> **Excerpted passage**
---------------

They lay on the banks of the lake until morning and then started back over the road they had come, in the direction of Sandstone Junction.  Patrick has not seen or heard of them since.  Eleven of the settlers, one a woman with an infant five weeks old, got into a canoe and paddled out into the lake.

BRAVE DEED PROMPTLY DONE.

Engineer Best Tells the Story of the Rescue at Hinckley.           

WEST SUPERIOR, Wis., Sept. 4.—Nearly all those who survived the terrible forest fires in Northern Minnesota have now been removed to places of safety in Superior and Duluth, and, as a heavy rain has quenched the flames, there will be no further casualties.  The work of searching for the dead is progressing in earnest.           

Yesterday afternoon fifty-four bodies were buried at Sandstone, most of them charred beyond recognition.  They were buried wherever found.  When the relief train reached Sandstone, not a sign of a building was left in the town.  Around or in the ruins of each house were found several human bodies.  The living inhabitants of the town were brought into Superior at midnight.  At Hinckley 328 bodies were lying in the streets.  They are being buried as rapidly as possible by a committee from Pine City.           

At Pokegama, on the St. Cloud Division of the Great Northern, there are twenty-eight corpses.  They are still lying unburied, the rest of the people having left the place.           

At Partridge only two are dead, although not a building is standing.  It is impossible to tell where Partridge was, as the whole surrounding country is in ashes.  Passenger traffic was resumed on the St. Paul and Duluth to-day, but Great Northern through trains will not be running for some time. William Best, engineer of the passenger train on the Easter Minnesota Road which saved many lives, said to-day:  “Soon after leaving Superior, at 11:15 P. M. on Saturday, I had to light the headlight owing to the dense smoke, which turned day into night.  The heat as we approached Hinckley increased, I expected that when we reached that point we would get in the open and escape the smoke.           

“My surprise was great, therefore, when we found the fire right upon the town.  It took but a glance to see that the town was doomed.  The wind blew with great velocity, and the flames fairly leaped through the air.           

“The people, taken by surprise, were helpless.  Almost in an instant the town was swept by billows of flames.  We could not pass Hinckley, and there was no use to look for orders, for communication was cut off.  It was one of those cases where men have to make up their minds in an instant what is to be done and to do it without hesitation.

---------------

(Page segmentation records)

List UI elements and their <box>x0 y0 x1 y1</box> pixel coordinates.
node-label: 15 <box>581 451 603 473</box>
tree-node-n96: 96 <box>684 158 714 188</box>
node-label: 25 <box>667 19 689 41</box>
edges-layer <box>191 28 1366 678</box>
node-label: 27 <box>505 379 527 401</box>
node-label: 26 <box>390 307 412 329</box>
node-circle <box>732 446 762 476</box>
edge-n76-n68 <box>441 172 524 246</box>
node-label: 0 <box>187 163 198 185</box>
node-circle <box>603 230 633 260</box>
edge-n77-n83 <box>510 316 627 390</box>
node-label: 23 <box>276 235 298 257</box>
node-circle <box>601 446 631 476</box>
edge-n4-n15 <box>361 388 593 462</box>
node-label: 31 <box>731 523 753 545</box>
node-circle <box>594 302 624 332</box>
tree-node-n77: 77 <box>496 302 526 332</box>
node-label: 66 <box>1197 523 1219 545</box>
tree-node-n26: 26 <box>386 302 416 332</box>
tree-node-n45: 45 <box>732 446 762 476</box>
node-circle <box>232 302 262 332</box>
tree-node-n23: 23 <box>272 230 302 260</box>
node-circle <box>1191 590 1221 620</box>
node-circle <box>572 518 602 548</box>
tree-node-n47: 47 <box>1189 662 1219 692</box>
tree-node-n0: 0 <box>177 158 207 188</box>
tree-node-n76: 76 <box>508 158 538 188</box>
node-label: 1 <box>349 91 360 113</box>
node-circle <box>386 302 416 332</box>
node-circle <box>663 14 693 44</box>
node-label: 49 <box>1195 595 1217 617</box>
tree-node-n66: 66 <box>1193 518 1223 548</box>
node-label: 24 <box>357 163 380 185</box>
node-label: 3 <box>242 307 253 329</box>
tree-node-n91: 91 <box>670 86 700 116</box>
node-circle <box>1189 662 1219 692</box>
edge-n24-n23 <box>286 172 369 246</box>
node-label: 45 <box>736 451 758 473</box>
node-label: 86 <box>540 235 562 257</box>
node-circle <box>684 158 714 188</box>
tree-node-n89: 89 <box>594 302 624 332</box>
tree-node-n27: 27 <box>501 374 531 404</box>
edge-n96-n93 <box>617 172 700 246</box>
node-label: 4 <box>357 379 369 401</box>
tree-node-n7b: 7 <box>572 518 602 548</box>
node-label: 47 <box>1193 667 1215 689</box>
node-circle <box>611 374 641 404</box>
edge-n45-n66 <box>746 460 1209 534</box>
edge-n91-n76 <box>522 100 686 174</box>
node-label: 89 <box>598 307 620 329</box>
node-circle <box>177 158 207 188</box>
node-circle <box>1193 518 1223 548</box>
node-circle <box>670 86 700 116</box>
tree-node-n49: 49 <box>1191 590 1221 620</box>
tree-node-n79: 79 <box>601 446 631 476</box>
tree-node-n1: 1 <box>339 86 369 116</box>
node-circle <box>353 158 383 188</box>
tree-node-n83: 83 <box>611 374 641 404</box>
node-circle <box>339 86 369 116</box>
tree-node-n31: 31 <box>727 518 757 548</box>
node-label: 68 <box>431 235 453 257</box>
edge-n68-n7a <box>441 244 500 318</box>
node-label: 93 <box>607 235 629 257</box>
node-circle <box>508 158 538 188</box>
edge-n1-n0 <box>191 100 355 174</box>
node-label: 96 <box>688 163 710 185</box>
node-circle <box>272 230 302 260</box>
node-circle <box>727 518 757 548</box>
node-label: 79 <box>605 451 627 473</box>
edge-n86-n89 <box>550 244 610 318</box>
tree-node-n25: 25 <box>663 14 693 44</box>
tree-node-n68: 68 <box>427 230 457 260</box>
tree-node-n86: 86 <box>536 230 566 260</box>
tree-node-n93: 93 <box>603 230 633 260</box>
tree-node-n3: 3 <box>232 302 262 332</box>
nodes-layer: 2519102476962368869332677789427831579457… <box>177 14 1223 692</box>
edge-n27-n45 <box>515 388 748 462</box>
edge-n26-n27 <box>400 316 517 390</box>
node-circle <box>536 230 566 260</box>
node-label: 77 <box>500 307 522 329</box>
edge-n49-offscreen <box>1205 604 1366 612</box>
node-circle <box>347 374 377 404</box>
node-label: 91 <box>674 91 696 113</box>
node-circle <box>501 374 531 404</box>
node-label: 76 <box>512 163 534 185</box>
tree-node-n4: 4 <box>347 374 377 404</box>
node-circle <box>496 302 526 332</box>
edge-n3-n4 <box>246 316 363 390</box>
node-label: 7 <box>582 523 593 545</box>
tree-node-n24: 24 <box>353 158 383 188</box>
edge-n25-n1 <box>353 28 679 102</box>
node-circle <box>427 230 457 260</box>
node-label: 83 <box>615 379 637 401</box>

---------------

> **Task instructions**
1. Reproduce word for word everything in the Hinckley fire article from "They lay on" down to "Rescue at Hinckley.".
2. According to the Hinckley fire article, how many bodies were lying in the streets at Hinckley?
3. Please extend the Hinckley fire article, picking up right after its final sentence.

> **Per-task answers**
1.
They lay on the banks of the lake until morning and then started back over the road they had come, in the direction of Sandstone Junction.  Patrick has not seen or heard of them since.  Eleven of the settlers, one a woman with an infant five weeks old, got into a canoe and paddled out into the lake.

BRAVE DEED PROMPTLY DONE.

Engineer Best Tells the Story of the Rescue at Hinckley.

2. 328 bodies were lying in the streets at Hinckley.

3.
“Here were hundreds of panic-stricken people who were doomed if they were not instantly rescued.  On the other hand, the safety of the train and its passengers lay in prompt retreat.  To stay and rescue as many as we could was our duty, of course, but the great question, and upon it hung the lives of many hundreds, was how long dare we wait.           

“Edward Barry was there with No. 28, in charge of the engine, and W. D. Campbell, the conductor, as plucky and brave fellows as ever passed a milepost.  We knew we were safe in making time, for we could return on 28’s time, and as this train had the right of way, we knew that no other train would dare to stay on the main line without orders, if moving South.           

“We hastily coupled a portion of Campbell’s freight train, with the engine ahead, on to the rear of our train.  The flame-pursued people rushed toward our train and piled into the cars.  Some of them were aged, and there were women and children who had to be helped aboard.  We had to shift the position of the train several times to prevent it taking fire.  We were almost breathing fire as it was.  We saw people fall down, overcome by the heat and smoke.  I saw mothers and their babies make a desperate effort to shelter their helpless charges.           

“A few of our passengers became panic-stricken and wanted me to pull out, regardless of the suffers at Hinckley, but none of us thought of doing such a cowardly act.  We got about 150 Hinckley people aboard—maybe more—and slipped off to take the others who had run up the track.  We could not rescue all the people, for they could not get on the train.  As many as came to us could be taken.